What the task asks:
Below is the data. Give it again, complete and exact.

-- begin Dataset entries --

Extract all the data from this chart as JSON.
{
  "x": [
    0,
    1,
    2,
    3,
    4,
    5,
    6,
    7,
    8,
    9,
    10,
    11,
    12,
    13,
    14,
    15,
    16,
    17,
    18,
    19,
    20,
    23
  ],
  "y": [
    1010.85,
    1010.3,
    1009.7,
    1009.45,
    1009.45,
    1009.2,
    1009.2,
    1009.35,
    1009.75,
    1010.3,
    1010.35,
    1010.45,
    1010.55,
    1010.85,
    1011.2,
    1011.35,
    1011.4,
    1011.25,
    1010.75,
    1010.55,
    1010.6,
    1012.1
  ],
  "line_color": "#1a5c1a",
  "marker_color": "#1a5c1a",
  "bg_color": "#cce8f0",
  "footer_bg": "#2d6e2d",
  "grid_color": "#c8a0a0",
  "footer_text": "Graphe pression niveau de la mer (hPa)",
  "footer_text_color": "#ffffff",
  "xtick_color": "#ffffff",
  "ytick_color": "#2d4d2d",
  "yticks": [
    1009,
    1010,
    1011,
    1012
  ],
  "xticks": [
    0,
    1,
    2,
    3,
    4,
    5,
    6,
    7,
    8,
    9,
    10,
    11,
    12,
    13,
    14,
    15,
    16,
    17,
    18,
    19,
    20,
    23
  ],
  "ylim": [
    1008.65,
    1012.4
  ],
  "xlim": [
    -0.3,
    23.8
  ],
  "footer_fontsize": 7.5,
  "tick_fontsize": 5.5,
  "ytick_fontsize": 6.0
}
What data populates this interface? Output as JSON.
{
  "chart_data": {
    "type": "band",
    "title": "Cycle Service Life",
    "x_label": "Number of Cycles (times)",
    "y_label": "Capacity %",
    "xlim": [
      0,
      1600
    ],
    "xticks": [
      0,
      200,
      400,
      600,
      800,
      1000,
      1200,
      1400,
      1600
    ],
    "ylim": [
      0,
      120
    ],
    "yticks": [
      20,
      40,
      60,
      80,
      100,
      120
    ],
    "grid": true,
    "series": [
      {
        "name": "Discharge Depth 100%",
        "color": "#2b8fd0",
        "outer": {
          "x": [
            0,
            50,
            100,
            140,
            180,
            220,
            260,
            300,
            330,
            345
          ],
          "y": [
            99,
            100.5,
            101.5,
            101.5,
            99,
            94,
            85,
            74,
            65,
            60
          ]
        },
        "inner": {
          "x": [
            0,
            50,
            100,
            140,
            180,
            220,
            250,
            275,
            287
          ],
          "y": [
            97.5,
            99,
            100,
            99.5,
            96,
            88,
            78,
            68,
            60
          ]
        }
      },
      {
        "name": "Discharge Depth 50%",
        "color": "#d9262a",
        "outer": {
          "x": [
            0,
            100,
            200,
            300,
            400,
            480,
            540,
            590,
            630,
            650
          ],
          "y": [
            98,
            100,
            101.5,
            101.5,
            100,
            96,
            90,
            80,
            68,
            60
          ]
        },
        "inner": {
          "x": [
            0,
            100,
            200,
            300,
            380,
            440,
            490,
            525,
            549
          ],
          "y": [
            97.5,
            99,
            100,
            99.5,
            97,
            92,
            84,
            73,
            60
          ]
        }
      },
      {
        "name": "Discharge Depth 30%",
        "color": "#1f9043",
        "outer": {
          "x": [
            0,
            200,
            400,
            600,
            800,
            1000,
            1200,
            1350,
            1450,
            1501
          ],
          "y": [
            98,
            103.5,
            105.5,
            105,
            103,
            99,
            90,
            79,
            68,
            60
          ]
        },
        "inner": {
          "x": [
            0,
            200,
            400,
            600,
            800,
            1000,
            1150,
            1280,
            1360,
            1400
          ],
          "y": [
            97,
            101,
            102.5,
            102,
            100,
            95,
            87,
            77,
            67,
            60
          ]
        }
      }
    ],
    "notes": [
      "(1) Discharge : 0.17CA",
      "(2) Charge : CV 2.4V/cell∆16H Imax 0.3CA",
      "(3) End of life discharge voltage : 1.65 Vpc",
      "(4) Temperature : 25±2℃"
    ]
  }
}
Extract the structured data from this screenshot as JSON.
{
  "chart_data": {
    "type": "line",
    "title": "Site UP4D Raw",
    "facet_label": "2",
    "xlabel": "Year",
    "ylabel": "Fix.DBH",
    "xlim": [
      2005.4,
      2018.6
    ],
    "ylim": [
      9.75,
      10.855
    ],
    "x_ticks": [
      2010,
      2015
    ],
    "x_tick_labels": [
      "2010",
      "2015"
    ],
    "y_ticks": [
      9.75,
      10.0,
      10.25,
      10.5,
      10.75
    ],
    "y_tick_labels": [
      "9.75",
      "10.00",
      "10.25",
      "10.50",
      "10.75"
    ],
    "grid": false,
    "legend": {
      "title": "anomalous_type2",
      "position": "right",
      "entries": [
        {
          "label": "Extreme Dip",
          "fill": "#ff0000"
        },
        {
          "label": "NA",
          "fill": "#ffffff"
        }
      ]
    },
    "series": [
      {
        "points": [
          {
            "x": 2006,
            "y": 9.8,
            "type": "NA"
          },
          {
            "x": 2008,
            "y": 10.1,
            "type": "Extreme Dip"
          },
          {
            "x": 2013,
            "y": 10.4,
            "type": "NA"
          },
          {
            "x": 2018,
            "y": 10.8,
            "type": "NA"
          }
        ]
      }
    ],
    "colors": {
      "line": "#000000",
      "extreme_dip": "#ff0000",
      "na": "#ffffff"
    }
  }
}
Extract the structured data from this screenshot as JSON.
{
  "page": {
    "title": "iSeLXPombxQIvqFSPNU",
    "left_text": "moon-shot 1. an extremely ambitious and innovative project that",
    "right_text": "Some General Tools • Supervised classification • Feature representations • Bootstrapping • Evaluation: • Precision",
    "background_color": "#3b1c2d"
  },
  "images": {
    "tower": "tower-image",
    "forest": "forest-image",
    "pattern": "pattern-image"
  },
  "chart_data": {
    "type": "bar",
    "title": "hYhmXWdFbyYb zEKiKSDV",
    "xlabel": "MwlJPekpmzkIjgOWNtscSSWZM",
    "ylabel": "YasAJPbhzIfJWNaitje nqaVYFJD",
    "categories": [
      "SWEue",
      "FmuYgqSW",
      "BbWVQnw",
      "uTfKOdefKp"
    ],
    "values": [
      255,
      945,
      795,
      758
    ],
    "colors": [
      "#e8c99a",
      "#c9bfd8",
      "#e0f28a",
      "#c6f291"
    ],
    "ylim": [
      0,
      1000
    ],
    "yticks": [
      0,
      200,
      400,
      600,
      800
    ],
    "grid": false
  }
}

-- end Dataset entries --

Output:
Extract all the data from this chart as JSON.
{
  "x": [
    0,
    1,
    2,
    3,
    4,
    5,
    6,
    7,
    8,
    9,
    10,
    11,
    12,
    13,
    14,
    15,
    16,
    17,
    18,
    19,
    20,
    23
  ],
  "y": [
    1010.85,
    1010.3,
    1009.7,
    1009.45,
    1009.45,
    1009.2,
    1009.2,
    1009.35,
    1009.75,
    1010.3,
    1010.35,
    1010.45,
    1010.55,
    1010.85,
    1011.2,
    1011.35,
    1011.4,
    1011.25,
    1010.75,
    1010.55,
    1010.6,
    1012.1
  ],
  "line_color": "#1a5c1a",
  "marker_color": "#1a5c1a",
  "bg_color": "#cce8f0",
  "footer_bg": "#2d6e2d",
  "grid_color": "#c8a0a0",
  "footer_text": "Graphe pression niveau de la mer (hPa)",
  "footer_text_color": "#ffffff",
  "xtick_color": "#ffffff",
  "ytick_color": "#2d4d2d",
  "yticks": [
    1009,
    1010,
    1011,
    1012
  ],
  "xticks": [
    0,
    1,
    2,
    3,
    4,
    5,
    6,
    7,
    8,
    9,
    10,
    11,
    12,
    13,
    14,
    15,
    16,
    17,
    18,
    19,
    20,
    23
  ],
  "ylim": [
    1008.65,
    1012.4
  ],
  "xlim": [
    -0.3,
    23.8
  ],
  "footer_fontsize": 7.5,
  "tick_fontsize": 5.5,
  "ytick_fontsize": 6.0
}
What data populates this interface? Output as JSON.
{
  "chart_data": {
    "type": "band",
    "title": "Cycle Service Life",
    "x_label": "Number of Cycles (times)",
    "y_label": "Capacity %",
    "xlim": [
      0,
      1600
    ],
    "xticks": [
      0,
      200,
      400,
      600,
      800,
      1000,
      1200,
      1400,
      1600
    ],
    "ylim": [
      0,
      120
    ],
    "yticks": [
      20,
      40,
      60,
      80,
      100,
      120
    ],
    "grid": true,
    "series": [
      {
        "name": "Discharge Depth 100%",
        "color": "#2b8fd0",
        "outer": {
          "x": [
            0,
            50,
            100,
            140,
            180,
            220,
            260,
            300,
            330,
            345
          ],
          "y": [
            99,
            100.5,
            101.5,
            101.5,
            99,
            94,
            85,
            74,
            65,
            60
          ]
        },
        "inner": {
          "x": [
            0,
            50,
            100,
            140,
            180,
            220,
            250,
            275,
            287
          ],
          "y": [
            97.5,
            99,
            100,
            99.5,
            96,
            88,
            78,
            68,
            60
          ]
        }
      },
      {
        "name": "Discharge Depth 50%",
        "color": "#d9262a",
        "outer": {
          "x": [
            0,
            100,
            200,
            300,
            400,
            480,
            540,
            590,
            630,
            650
          ],
          "y": [
            98,
            100,
            101.5,
            101.5,
            100,
            96,
            90,
            80,
            68,
            60
          ]
        },
        "inner": {
          "x": [
            0,
            100,
            200,
            300,
            380,
            440,
            490,
            525,
            549
          ],
          "y": [
            97.5,
            99,
            100,
            99.5,
            97,
            92,
            84,
            73,
            60
          ]
        }
      },
      {
        "name": "Discharge Depth 30%",
        "color": "#1f9043",
        "outer": {
          "x": [
            0,
            200,
            400,
            600,
            800,
            1000,
            1200,
            1350,
            1450,
            1501
          ],
          "y": [
            98,
            103.5,
            105.5,
            105,
            103,
            99,
            90,
            79,
            68,
            60
          ]
        },
        "inner": {
          "x": [
            0,
            200,
            400,
            600,
            800,
            1000,
            1150,
            1280,
            1360,
            1400
          ],
          "y": [
            97,
            101,
            102.5,
            102,
            100,
            95,
            87,
            77,
            67,
            60
          ]
        }
      }
    ],
    "notes": [
      "(1) Discharge : 0.17CA",
      "(2) Charge : CV 2.4V/cell∆16H Imax 0.3CA",
      "(3) End of life discharge voltage : 1.65 Vpc",
      "(4) Temperature : 25±2℃"
    ]
  }
}
Extract the structured data from this screenshot as JSON.
{
  "chart_data": {
    "type": "line",
    "title": "Site UP4D Raw",
    "facet_label": "2",
    "xlabel": "Year",
    "ylabel": "Fix.DBH",
    "xlim": [
      2005.4,
      2018.6
    ],
    "ylim": [
      9.75,
      10.855
    ],
    "x_ticks": [
      2010,
      2015
    ],
    "x_tick_labels": [
      "2010",
      "2015"
    ],
    "y_ticks": [
      9.75,
      10.0,
      10.25,
      10.5,
      10.75
    ],
    "y_tick_labels": [
      "9.75",
      "10.00",
      "10.25",
      "10.50",
      "10.75"
    ],
    "grid": false,
    "legend": {
      "title": "anomalous_type2",
      "position": "right",
      "entries": [
        {
          "label": "Extreme Dip",
          "fill": "#ff0000"
        },
        {
          "label": "NA",
          "fill": "#ffffff"
        }
      ]
    },
    "series": [
      {
        "points": [
          {
            "x": 2006,
            "y": 9.8,
            "type": "NA"
          },
          {
            "x": 2008,
            "y": 10.1,
            "type": "Extreme Dip"
          },
          {
            "x": 2013,
            "y": 10.4,
            "type": "NA"
          },
          {
            "x": 2018,
            "y": 10.8,
            "type": "NA"
          }
        ]
      }
    ],
    "colors": {
      "line": "#000000",
      "extreme_dip": "#ff0000",
      "na": "#ffffff"
    }
  }
}
Extract the structured data from this screenshot as JSON.
{
  "page": {
    "title": "iSeLXPombxQIvqFSPNU",
    "left_text": "moon-shot 1. an extremely ambitious and innovative project that",
    "right_text": "Some General Tools • Supervised classification • Feature representations • Bootstrapping • Evaluation: • Precision",
    "background_color": "#3b1c2d"
  },
  "images": {
    "tower": "tower-image",
    "forest": "forest-image",
    "pattern": "pattern-image"
  },
  "chart_data": {
    "type": "bar",
    "title": "hYhmXWdFbyYb zEKiKSDV",
    "xlabel": "MwlJPekpmzkIjgOWNtscSSWZM",
    "ylabel": "YasAJPbhzIfJWNaitje nqaVYFJD",
    "categories": [
      "SWEue",
      "FmuYgqSW",
      "BbWVQnw",
      "uTfKOdefKp"
    ],
    "values": [
      255,
      945,
      795,
      758
    ],
    "colors": [
      "#e8c99a",
      "#c9bfd8",
      "#e0f28a",
      "#c6f291"
    ],
    "ylim": [
      0,
      1000
    ],
    "yticks": [
      0,
      200,
      400,
      600,
      800
    ],
    "grid": false
  }
}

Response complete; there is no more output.